◆ REQUIRED TASKS:
1: List every heading in the Bitcoin explainer.
2: Return the passage of the Bitcoin explainer word for word, starting at "Who owns Bitcoin?" and ending at "is its purpose?".

◆ EXTRACT TO READ:
>>>>>
What is Bitcoin?
Bitcoin is a decentralized internet protocol giving rise to a peer-to-peer monetary network that includes its own asset. Bitcoin (with an uppercase letter B) refers to the protocol, software, and network, while bitcoin (with a lowercase b) is used to describe the native monetary asset itself.
How does Bitcoin make money?
There is no company behind Bitcoin. Bitcoin itself is more like a synthetic commodity similar to gold. Asking the question of how Bitcoin makes money is just as nonsensical as asking how gold makes money. Bitcoin, as a network, functions and operates according to well-designed incentives. As such Bitcoin is metaphorically described as a living organism that pays people i.e., miners) to keep it alive. Bitcoin truly is the first decentralized autonomous organization (DAO) mimicking the functions and operations of a central bank.
Who owns Bitcoin?
Because Bitcoin is composed of a loose and decentralized community, it is owned by everybody and nobody at the same time. Just like nobody owns email technology, no one owns the Bitcoin network, but everyone can use it. There is no CEO, no sales force, no marketing department, or no emergency hotline.
Bitcoin was launched as a peer-to-peer electronic cash system by its pseudonymous creator, Satoshi Nakamoto. As of this day, Bitcoin’s true creator is unknown. All that is known is that Satoshi built on various cryptographic and computer-technology-related breakthroughs to come up with what today comprises Bitcoin. There’s an entire prehistory to Bitcoin, with many smart solutions that ultimately failed for various reasons.
What is its purpose?
Bitcoin was created to provide for a new global settlement system that is wholly independent from today’s financial apparatus. It is a novel economic institution that is trust-minimizing. Because of its non-centralized setup, Bitcoin offers a tamper-proof algorithmically predictable monetary policy that is verifiable at all times. Bitcoin’s asset can be self-sovereignly owned by a single individual because of its embedded independent property system. Users can send and receive any amount of value anytime to and from anyone anywhere. It’s a censorship-resistant network for global value transfer. By design, Bitcoin was created to respect human rights and be out of the reach of governments and national policies. Bitcoin is money of the people, by the people, for the people.
Why is it Revolutionary?
<<<<<
◆ DATA RECORDS:
>>>>>
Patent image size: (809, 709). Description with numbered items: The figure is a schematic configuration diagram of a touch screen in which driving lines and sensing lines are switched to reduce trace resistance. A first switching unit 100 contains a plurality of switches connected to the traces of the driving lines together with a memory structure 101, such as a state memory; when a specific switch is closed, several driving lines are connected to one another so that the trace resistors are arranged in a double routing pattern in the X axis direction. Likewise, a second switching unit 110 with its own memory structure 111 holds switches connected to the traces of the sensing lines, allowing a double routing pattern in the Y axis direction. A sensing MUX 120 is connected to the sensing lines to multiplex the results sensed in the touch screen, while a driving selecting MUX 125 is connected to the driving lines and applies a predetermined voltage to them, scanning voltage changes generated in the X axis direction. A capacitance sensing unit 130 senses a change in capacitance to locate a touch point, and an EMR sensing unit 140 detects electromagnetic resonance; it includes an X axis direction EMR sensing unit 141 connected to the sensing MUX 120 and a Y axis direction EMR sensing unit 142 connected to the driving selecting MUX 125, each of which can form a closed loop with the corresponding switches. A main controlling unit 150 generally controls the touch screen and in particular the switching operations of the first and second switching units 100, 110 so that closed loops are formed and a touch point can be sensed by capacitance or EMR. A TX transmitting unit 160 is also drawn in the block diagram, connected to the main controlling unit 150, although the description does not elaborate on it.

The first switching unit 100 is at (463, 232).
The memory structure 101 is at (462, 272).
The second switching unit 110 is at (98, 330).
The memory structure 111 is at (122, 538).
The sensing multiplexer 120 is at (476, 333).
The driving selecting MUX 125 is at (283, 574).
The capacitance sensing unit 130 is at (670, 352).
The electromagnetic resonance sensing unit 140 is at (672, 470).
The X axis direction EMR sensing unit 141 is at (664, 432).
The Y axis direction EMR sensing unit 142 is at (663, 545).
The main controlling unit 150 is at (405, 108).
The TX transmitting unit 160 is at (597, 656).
<<<<<
◆ RESULTS:
1:
What is Bitcoin?
How does Bitcoin make money?
Who owns Bitcoin?
What is its purpose?
Why is it Revolutionary?

2:
Who owns Bitcoin?
Because Bitcoin is composed of a loose and decentralized community, it is owned by everybody and nobody at the same time. Just like nobody owns email technology, no one owns the Bitcoin network, but everyone can use it. There is no CEO, no sales force, no marketing department, or no emergency hotline.
Bitcoin was launched as a peer-to-peer electronic cash system by its pseudonymous creator, Satoshi Nakamoto. As of this day, Bitcoin’s true creator is unknown. All that is known is that Satoshi built on various cryptographic and computer-technology-related breakthroughs to come up with what today comprises Bitcoin. There’s an entire prehistory to Bitcoin, with many smart solutions that ultimately failed for various reasons.
What is its purpose?